_TEXT:_
begin

For example, personal-use property such as a residence will likely fail as transferred or replacement property. Sellers often try to convert residential or vacation property into investment property or trade or business property by offering it as a rental prior to an exchange. The IRS provides a safe harbor for exchanging or acquiring a second home or residential property in an exchange. One rule requires 24-month ownership before or after the exchange, minimizing personal use to 14 days or 10 percent of the number of days the property is rented at fair market value during the year.

Sellers wanting to include personal-use property in an exchange should proceed with caution.

Mistake No. 7: Trying t​​o Exchange Property Held in a Partnership or LLC

Another common mistake occurs when sellers try to exchange property held by a partnership or LLC. The seller might be in a partnership or LLC with others, some of whom want to undertake a like-kind exchange, while others do not. A like-kind exchange concerns the exchange of real property, not partnership or LLC interests. If the seller wishes to exchange property held in a partnership or LLC, she should arrange for transfer of the property from the partnership or LLC and undertake the exchange acting as an individual owner.

end

_SOURCE EXCERPT:_
begin

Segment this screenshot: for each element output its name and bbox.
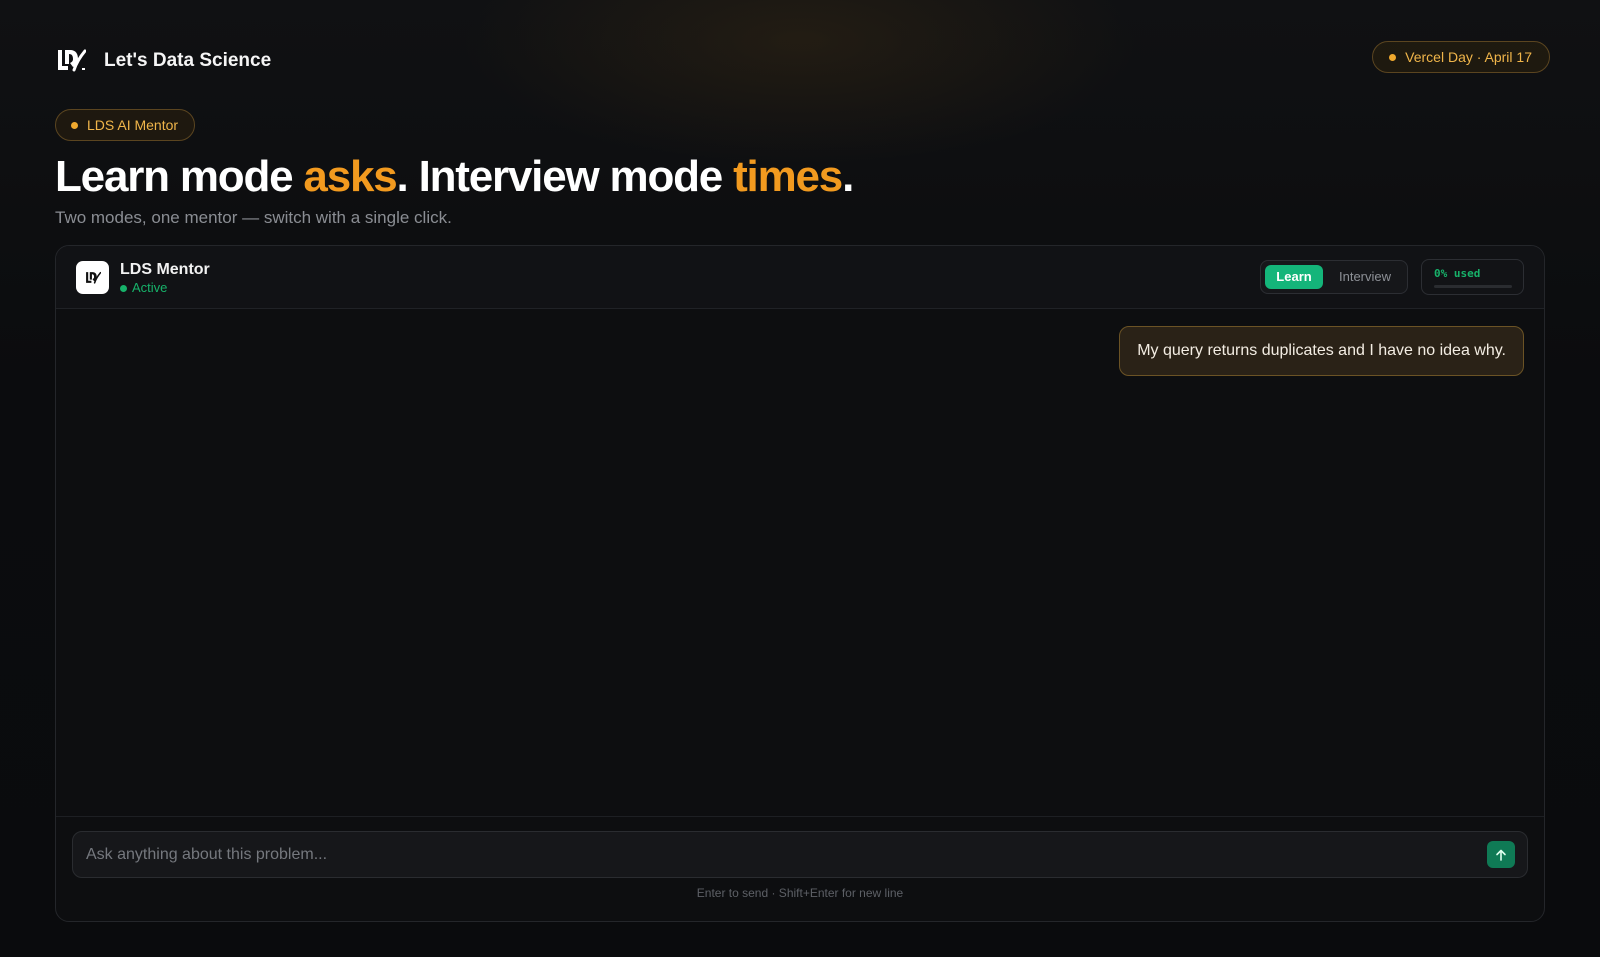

end

_PROBLEM TO SOLVE:_
Answer from the like-kind exchange text:
(a) Under the IRS safe harbor rule, how long must the property be owned?
(b) What limit does that rule place on personal use?
(c) According to the section on Mistake No. 7, what does a like-kind exchange concern?

_CORRECT ANSWER:_
(a) 24 months, before or after the exchange.
(b) Personal use is kept to 14 days or 10 percent of the number of days the property is rented at fair market value during the year.
(c) The exchange of real property, not partnership or LLC interests.